**PASSAGE TO READ**.
******************************
The folks with the smallest budget are the ones in most need of the incredible bargains that are available to maximize their dollars. The information can be confusing because of the dozens of choices and infinite opinions out there, but it is possible to sift out good information. Running to the local store when you need a blade is convenient, but is not usually the best way to maximize the value of a particular expenditure. My advice is to research as much as possible first and learn to recognize when the deals appear....and they will, then you seize the opportunity. For example - a few weeks ago there was a Leitz distributer offering closeout prices on a wide variety of German made Leitz blades, Ebay often has great bargains on Oldham's Signature line, Freud, Forrest, Everlast, Systimatic, Amana or DeWalt blades. Sears has offered some deep discounts over the past few weeks. Over the past couple of weeks I've found deals through Amazon on the DeWalt DW7657 and Forrest WWII's for about 35% off the going street price. A local homecenter is going out of business and is offering 25% off all blades in stock, and even those prices aren't as good as some of the other deals going. Patience usually pays off.
Edited 2/2/2006 9:26 am ET by scotty
"the idea of spending $100 on a blade for my $250 saw seemed ludicrous" Scotty, that makes me feel so brave. I put a $79 blade on my $90 Ace Hardware benchtop saw years ago. That one impulsive move made me realize "What a difference a blade makes" ..... ("24 little hours" ... you know the song?.....)forestgirl -- you can take the girl out of the forest, but you can't take the forest out of the girl ;-) Do unto others as you tell them they should do unto you....
******************************
**GIVEN DATA**.
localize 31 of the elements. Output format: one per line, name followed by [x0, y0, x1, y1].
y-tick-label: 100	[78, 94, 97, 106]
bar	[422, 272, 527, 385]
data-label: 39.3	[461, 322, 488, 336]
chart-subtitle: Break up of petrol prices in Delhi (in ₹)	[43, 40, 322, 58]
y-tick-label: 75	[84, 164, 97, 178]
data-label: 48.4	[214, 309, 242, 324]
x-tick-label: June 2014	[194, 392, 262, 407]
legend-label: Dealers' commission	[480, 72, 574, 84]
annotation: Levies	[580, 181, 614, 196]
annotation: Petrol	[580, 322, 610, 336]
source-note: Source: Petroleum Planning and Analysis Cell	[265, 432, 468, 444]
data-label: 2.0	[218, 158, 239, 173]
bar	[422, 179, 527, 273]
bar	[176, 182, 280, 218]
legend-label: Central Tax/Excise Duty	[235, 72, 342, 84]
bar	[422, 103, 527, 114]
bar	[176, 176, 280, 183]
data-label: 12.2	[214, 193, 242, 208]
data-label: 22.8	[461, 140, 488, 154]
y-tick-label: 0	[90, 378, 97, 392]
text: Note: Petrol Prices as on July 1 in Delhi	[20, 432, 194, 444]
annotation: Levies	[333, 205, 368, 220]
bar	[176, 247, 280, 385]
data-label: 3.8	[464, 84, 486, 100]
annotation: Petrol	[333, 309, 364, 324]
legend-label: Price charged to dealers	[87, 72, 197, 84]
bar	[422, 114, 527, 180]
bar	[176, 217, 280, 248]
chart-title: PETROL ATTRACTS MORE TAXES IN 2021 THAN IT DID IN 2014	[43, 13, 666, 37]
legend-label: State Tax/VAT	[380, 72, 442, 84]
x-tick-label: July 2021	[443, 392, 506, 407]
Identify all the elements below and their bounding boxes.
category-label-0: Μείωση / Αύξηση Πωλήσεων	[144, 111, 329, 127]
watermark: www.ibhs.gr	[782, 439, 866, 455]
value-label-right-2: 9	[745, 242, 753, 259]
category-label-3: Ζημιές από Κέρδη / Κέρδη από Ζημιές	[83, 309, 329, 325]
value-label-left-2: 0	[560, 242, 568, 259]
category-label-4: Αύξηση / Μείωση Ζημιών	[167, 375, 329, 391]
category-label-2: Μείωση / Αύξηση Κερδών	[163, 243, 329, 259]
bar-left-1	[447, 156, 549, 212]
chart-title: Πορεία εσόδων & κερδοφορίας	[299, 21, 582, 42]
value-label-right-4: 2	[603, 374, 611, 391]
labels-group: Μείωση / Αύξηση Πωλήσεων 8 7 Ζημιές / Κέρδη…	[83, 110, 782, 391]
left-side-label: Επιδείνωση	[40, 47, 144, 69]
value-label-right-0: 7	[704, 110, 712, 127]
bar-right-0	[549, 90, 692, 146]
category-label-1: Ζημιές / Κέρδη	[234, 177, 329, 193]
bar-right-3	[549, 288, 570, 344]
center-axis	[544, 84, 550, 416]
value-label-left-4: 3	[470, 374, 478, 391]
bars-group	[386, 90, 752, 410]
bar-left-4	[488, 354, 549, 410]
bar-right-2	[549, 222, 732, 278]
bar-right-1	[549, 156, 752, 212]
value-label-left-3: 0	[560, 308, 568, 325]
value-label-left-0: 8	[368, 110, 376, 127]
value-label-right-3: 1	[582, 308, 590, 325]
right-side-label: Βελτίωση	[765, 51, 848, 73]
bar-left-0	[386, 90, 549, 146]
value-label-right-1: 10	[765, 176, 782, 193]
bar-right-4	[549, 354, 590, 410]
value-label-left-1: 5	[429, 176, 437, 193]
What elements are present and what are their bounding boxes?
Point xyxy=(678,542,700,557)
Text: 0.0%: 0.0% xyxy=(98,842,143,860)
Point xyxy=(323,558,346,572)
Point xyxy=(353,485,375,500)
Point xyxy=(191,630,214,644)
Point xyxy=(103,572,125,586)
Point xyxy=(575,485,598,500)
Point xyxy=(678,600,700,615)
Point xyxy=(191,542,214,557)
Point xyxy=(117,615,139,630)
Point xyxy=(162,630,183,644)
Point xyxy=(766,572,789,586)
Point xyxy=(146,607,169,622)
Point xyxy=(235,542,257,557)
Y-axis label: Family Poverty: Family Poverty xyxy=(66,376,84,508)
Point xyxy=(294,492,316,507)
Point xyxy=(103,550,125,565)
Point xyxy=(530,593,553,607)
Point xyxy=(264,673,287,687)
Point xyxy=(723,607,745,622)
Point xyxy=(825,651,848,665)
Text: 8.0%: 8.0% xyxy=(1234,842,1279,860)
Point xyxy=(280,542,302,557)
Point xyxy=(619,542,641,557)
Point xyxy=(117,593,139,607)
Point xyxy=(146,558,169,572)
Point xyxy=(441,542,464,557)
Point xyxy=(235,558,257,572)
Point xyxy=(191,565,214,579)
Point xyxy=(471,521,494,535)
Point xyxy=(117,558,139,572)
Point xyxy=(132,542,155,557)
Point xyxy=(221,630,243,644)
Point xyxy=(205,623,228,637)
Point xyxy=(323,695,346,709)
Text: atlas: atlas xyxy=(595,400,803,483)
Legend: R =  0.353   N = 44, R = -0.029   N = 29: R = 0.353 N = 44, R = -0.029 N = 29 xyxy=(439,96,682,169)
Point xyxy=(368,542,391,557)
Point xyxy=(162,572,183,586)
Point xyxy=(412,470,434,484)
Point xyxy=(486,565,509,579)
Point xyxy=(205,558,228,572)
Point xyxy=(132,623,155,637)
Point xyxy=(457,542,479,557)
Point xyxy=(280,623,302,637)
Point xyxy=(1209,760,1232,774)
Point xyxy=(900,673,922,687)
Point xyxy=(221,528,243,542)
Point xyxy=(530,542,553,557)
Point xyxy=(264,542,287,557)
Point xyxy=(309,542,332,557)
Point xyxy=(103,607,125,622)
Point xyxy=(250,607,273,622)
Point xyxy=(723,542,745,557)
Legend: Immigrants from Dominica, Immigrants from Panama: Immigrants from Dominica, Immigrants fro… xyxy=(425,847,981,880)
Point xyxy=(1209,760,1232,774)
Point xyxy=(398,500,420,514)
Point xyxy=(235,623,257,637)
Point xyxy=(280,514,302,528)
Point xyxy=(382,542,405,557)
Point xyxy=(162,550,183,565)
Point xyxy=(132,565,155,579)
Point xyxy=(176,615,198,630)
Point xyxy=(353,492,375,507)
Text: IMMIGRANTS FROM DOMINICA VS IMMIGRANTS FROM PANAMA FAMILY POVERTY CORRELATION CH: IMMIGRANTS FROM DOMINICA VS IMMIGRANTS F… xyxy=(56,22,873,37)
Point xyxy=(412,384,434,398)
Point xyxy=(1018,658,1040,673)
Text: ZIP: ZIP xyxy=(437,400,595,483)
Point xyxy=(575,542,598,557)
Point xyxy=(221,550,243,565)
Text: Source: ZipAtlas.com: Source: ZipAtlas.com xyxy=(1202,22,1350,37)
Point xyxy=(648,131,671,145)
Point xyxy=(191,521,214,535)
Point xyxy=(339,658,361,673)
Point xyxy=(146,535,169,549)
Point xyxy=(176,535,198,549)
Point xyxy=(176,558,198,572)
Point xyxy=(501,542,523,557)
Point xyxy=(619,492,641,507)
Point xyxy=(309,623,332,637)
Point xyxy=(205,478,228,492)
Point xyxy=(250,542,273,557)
******************************
**TASK DETAILS**. List every blade brand or line that the post on finding saw-blade bargains says Ebay often has great bargains on.

**EXERCISE RESPONSE**. Oldham's Signature line, Freud, Forrest, Everlast, Systimatic, Amana, DeWalt